**** Supplied material ****

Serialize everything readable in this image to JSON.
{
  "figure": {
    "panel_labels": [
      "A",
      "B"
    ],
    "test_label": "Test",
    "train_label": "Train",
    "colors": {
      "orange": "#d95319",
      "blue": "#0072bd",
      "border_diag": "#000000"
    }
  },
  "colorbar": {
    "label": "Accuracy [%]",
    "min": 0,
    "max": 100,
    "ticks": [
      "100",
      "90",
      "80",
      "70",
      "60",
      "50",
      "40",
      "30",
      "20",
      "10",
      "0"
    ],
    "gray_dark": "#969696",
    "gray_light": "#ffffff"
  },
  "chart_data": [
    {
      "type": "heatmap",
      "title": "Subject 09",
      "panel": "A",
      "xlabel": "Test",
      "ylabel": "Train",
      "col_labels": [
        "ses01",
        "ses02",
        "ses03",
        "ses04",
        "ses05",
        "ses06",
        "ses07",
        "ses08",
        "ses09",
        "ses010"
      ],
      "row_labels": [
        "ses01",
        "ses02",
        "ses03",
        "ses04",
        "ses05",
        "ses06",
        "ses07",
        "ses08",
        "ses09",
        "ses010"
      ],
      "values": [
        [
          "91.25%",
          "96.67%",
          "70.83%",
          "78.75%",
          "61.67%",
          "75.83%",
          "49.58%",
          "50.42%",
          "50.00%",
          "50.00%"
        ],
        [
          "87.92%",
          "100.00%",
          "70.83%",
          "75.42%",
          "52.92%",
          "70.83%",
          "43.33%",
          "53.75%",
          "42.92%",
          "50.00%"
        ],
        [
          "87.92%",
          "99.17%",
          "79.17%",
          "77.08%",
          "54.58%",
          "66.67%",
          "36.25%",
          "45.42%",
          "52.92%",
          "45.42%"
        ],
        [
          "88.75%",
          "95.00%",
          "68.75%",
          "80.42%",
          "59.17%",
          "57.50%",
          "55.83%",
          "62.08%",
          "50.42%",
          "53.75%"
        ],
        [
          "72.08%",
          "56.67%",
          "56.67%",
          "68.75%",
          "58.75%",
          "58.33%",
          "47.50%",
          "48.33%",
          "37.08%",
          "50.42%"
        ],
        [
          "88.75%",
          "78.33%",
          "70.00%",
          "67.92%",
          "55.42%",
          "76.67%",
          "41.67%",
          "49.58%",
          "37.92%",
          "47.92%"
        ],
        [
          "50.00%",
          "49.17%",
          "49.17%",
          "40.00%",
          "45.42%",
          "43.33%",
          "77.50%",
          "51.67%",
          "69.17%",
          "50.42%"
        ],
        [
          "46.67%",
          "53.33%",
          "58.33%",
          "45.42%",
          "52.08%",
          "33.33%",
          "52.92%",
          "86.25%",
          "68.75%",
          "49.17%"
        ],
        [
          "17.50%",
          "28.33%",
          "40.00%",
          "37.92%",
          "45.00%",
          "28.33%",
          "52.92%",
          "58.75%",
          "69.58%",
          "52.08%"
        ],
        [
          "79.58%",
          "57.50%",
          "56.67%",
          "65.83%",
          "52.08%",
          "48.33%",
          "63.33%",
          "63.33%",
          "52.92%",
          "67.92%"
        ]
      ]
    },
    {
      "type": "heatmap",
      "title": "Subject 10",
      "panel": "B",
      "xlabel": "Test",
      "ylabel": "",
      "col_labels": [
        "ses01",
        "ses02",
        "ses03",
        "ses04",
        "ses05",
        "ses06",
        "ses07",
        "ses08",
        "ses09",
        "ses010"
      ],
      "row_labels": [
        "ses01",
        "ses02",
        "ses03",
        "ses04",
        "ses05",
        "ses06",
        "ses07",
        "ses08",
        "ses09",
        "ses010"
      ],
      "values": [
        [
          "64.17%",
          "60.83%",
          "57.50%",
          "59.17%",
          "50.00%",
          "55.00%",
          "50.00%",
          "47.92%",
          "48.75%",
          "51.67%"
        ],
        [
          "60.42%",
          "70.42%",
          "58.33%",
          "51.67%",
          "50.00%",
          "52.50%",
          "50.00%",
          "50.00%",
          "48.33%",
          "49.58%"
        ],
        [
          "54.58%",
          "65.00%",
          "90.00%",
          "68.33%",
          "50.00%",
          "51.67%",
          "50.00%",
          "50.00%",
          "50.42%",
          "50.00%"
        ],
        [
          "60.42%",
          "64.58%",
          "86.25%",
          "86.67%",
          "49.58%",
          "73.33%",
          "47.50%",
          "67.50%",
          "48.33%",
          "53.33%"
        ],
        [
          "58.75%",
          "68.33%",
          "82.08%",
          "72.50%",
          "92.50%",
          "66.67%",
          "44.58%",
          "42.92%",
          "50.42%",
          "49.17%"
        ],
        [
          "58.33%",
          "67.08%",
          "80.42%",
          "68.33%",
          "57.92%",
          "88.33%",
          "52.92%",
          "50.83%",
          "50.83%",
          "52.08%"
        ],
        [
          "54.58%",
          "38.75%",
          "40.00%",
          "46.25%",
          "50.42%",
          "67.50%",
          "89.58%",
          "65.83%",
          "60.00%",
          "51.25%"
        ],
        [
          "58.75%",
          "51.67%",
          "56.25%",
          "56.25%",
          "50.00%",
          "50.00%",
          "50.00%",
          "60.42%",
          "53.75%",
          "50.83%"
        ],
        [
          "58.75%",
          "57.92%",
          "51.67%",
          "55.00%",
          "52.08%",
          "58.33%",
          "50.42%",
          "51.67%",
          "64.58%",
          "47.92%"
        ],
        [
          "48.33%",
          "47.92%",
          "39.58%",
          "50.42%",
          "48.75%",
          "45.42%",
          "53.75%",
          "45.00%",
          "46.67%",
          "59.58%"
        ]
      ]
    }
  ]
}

****

▶ [Problem description] Faithfully transcribe the whole of the data.

▶ [Exercise response]
Serialize everything readable in this image to JSON.
{
  "figure": {
    "panel_labels": [
      "A",
      "B"
    ],
    "test_label": "Test",
    "train_label": "Train",
    "colors": {
      "orange": "#d95319",
      "blue": "#0072bd",
      "border_diag": "#000000"
    }
  },
  "colorbar": {
    "label": "Accuracy [%]",
    "min": 0,
    "max": 100,
    "ticks": [
      "100",
      "90",
      "80",
      "70",
      "60",
      "50",
      "40",
      "30",
      "20",
      "10",
      "0"
    ],
    "gray_dark": "#969696",
    "gray_light": "#ffffff"
  },
  "chart_data": [
    {
      "type": "heatmap",
      "title": "Subject 09",
      "panel": "A",
      "xlabel": "Test",
      "ylabel": "Train",
      "col_labels": [
        "ses01",
        "ses02",
        "ses03",
        "ses04",
        "ses05",
        "ses06",
        "ses07",
        "ses08",
        "ses09",
        "ses010"
      ],
      "row_labels": [
        "ses01",
        "ses02",
        "ses03",
        "ses04",
        "ses05",
        "ses06",
        "ses07",
        "ses08",
        "ses09",
        "ses010"
      ],
      "values": [
        [
          "91.25%",
          "96.67%",
          "70.83%",
          "78.75%",
          "61.67%",
          "75.83%",
          "49.58%",
          "50.42%",
          "50.00%",
          "50.00%"
        ],
        [
          "87.92%",
          "100.00%",
          "70.83%",
          "75.42%",
          "52.92%",
          "70.83%",
          "43.33%",
          "53.75%",
          "42.92%",
          "50.00%"
        ],
        [
          "87.92%",
          "99.17%",
          "79.17%",
          "77.08%",
          "54.58%",
          "66.67%",
          "36.25%",
          "45.42%",
          "52.92%",
          "45.42%"
        ],
        [
          "88.75%",
          "95.00%",
          "68.75%",
          "80.42%",
          "59.17%",
          "57.50%",
          "55.83%",
          "62.08%",
          "50.42%",
          "53.75%"
        ],
        [
          "72.08%",
          "56.67%",
          "56.67%",
          "68.75%",
          "58.75%",
          "58.33%",
          "47.50%",
          "48.33%",
          "37.08%",
          "50.42%"
        ],
        [
          "88.75%",
          "78.33%",
          "70.00%",
          "67.92%",
          "55.42%",
          "76.67%",
          "41.67%",
          "49.58%",
          "37.92%",
          "47.92%"
        ],
        [
          "50.00%",
          "49.17%",
          "49.17%",
          "40.00%",
          "45.42%",
          "43.33%",
          "77.50%",
          "51.67%",
          "69.17%",
          "50.42%"
        ],
        [
          "46.67%",
          "53.33%",
          "58.33%",
          "45.42%",
          "52.08%",
          "33.33%",
          "52.92%",
          "86.25%",
          "68.75%",
          "49.17%"
        ],
        [
          "17.50%",
          "28.33%",
          "40.00%",
          "37.92%",
          "45.00%",
          "28.33%",
          "52.92%",
          "58.75%",
          "69.58%",
          "52.08%"
        ],
        [
          "79.58%",
          "57.50%",
          "56.67%",
          "65.83%",
          "52.08%",
          "48.33%",
          "63.33%",
          "63.33%",
          "52.92%",
          "67.92%"
        ]
      ]
    },
    {
      "type": "heatmap",
      "title": "Subject 10",
      "panel": "B",
      "xlabel": "Test",
      "ylabel": "",
      "col_labels": [
        "ses01",
        "ses02",
        "ses03",
        "ses04",
        "ses05",
        "ses06",
        "ses07",
        "ses08",
        "ses09",
        "ses010"
      ],
      "row_labels": [
        "ses01",
        "ses02",
        "ses03",
        "ses04",
        "ses05",
        "ses06",
        "ses07",
        "ses08",
        "ses09",
        "ses010"
      ],
      "values": [
        [
          "64.17%",
          "60.83%",
          "57.50%",
          "59.17%",
          "50.00%",
          "55.00%",
          "50.00%",
          "47.92%",
          "48.75%",
          "51.67%"
        ],
        [
          "60.42%",
          "70.42%",
          "58.33%",
          "51.67%",
          "50.00%",
          "52.50%",
          "50.00%",
          "50.00%",
          "48.33%",
          "49.58%"
        ],
        [
          "54.58%",
          "65.00%",
          "90.00%",
          "68.33%",
          "50.00%",
          "51.67%",
          "50.00%",
          "50.00%",
          "50.42%",
          "50.00%"
        ],
        [
          "60.42%",
          "64.58%",
          "86.25%",
          "86.67%",
          "49.58%",
          "73.33%",
          "47.50%",
          "67.50%",
          "48.33%",
          "53.33%"
        ],
        [
          "58.75%",
          "68.33%",
          "82.08%",
          "72.50%",
          "92.50%",
          "66.67%",
          "44.58%",
          "42.92%",
          "50.42%",
          "49.17%"
        ],
        [
          "58.33%",
          "67.08%",
          "80.42%",
          "68.33%",
          "57.92%",
          "88.33%",
          "52.92%",
          "50.83%",
          "50.83%",
          "52.08%"
        ],
        [
          "54.58%",
          "38.75%",
          "40.00%",
          "46.25%",
          "50.42%",
          "67.50%",
          "89.58%",
          "65.83%",
          "60.00%",
          "51.25%"
        ],
        [
          "58.75%",
          "51.67%",
          "56.25%",
          "56.25%",
          "50.00%",
          "50.00%",
          "50.00%",
          "60.42%",
          "53.75%",
          "50.83%"
        ],
        [
          "58.75%",
          "57.92%",
          "51.67%",
          "55.00%",
          "52.08%",
          "58.33%",
          "50.42%",
          "51.67%",
          "64.58%",
          "47.92%"
        ],
        [
          "48.33%",
          "47.92%",
          "39.58%",
          "50.42%",
          "48.75%",
          "45.42%",
          "53.75%",
          "45.00%",
          "46.67%",
          "59.58%"
        ]
      ]
    }
  ]
}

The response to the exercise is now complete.